• _THE EXERCISE_
Return each line containing the string "within".

§ §

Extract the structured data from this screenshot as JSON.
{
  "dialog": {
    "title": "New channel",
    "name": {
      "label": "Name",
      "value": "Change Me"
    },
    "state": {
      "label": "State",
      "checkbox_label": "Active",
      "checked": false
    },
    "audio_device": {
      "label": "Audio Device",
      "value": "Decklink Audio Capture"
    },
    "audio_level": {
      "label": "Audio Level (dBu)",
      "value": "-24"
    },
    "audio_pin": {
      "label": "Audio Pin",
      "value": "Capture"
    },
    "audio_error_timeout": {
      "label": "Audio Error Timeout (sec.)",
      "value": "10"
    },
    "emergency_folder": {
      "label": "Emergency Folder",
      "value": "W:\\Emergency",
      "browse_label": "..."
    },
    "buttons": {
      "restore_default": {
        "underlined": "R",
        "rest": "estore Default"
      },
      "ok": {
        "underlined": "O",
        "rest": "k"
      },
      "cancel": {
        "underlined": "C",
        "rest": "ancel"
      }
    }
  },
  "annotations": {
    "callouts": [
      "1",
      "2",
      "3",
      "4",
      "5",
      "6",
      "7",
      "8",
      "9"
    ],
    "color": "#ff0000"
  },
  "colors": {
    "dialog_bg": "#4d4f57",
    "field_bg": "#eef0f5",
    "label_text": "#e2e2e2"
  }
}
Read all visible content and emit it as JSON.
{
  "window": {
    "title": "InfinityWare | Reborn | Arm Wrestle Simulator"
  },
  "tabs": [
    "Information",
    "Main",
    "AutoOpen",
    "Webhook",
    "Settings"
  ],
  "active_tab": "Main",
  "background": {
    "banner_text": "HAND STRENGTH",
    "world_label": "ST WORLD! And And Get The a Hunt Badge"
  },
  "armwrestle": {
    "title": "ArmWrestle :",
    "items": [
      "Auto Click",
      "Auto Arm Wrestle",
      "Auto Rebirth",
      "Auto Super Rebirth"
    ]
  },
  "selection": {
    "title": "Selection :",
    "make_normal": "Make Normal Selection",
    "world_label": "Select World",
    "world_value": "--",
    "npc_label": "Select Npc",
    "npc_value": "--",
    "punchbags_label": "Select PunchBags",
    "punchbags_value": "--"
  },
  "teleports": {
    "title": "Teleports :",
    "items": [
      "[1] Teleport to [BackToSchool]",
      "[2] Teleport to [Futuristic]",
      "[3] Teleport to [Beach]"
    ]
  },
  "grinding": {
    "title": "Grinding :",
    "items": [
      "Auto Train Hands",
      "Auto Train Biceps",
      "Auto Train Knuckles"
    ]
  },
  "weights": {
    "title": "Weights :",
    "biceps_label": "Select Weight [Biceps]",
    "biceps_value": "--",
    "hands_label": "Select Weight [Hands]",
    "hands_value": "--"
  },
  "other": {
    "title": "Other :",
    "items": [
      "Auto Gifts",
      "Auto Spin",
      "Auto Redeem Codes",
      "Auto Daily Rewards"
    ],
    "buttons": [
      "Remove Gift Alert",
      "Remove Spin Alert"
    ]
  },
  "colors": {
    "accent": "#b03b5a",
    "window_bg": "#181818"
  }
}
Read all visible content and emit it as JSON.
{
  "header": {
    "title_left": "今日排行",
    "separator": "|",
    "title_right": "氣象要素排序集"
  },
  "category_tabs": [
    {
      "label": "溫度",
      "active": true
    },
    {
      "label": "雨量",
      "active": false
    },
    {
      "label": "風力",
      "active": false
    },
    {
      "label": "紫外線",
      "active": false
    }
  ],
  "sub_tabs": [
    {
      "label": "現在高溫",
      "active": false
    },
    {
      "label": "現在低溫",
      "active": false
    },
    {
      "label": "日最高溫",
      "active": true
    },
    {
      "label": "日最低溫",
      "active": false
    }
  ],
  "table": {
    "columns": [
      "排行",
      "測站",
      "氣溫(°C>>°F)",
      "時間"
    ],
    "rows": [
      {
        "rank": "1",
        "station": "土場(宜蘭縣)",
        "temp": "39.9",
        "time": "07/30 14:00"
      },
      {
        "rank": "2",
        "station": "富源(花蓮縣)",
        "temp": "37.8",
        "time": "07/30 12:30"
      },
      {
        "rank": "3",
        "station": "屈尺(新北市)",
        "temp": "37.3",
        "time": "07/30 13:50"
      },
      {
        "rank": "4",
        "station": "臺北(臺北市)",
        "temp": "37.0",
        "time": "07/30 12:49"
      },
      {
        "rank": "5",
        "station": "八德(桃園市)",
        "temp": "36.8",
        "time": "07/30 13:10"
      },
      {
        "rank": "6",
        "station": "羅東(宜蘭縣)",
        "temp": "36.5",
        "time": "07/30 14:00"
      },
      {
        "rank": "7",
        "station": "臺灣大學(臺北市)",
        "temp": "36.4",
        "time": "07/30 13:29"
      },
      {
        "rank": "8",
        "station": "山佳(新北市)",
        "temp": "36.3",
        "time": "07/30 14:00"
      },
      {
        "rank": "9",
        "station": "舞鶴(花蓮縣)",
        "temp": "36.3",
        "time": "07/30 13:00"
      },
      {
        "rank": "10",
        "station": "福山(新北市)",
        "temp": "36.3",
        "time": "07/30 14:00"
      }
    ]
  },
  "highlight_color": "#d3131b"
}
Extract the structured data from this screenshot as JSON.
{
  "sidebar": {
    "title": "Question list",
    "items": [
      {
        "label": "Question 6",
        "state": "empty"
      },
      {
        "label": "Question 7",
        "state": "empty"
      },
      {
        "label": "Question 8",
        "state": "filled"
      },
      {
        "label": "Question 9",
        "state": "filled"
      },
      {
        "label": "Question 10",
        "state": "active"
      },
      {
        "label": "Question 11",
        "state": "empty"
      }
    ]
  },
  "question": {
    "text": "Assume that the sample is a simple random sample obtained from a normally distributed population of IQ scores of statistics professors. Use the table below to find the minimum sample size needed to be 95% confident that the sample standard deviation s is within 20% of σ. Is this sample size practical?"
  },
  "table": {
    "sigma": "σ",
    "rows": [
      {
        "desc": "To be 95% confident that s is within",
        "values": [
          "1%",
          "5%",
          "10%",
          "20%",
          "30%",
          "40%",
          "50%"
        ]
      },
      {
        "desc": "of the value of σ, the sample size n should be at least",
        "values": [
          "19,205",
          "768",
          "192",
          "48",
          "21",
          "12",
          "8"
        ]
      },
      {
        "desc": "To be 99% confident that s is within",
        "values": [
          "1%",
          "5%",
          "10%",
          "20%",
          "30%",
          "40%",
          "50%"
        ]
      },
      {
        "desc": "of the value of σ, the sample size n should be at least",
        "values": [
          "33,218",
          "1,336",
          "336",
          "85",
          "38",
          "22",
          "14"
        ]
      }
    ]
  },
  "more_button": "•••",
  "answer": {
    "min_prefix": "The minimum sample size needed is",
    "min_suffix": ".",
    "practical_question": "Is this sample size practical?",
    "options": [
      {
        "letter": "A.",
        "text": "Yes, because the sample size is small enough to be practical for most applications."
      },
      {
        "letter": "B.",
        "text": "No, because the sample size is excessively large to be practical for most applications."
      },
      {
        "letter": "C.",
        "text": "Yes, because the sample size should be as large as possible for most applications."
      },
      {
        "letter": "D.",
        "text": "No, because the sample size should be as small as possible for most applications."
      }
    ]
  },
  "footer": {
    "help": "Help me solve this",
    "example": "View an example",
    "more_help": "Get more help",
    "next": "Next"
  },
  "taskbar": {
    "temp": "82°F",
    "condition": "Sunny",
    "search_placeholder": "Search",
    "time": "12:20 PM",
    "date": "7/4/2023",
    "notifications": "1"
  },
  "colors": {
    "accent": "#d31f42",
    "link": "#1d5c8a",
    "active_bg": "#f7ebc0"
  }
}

§ §

• _THE RESULT_
    "text": "Assume that the sample is a simple random sample obtained from a normally distributed population of IQ scores of statistics professors. Use the table below to find the minimum sample size needed to be 95% confident that the sample standard deviation s is within 20% of σ. Is this sample size practical?"
        "desc": "To be 95% confident that s is within",
        "desc": "To be 99% confident that s is within",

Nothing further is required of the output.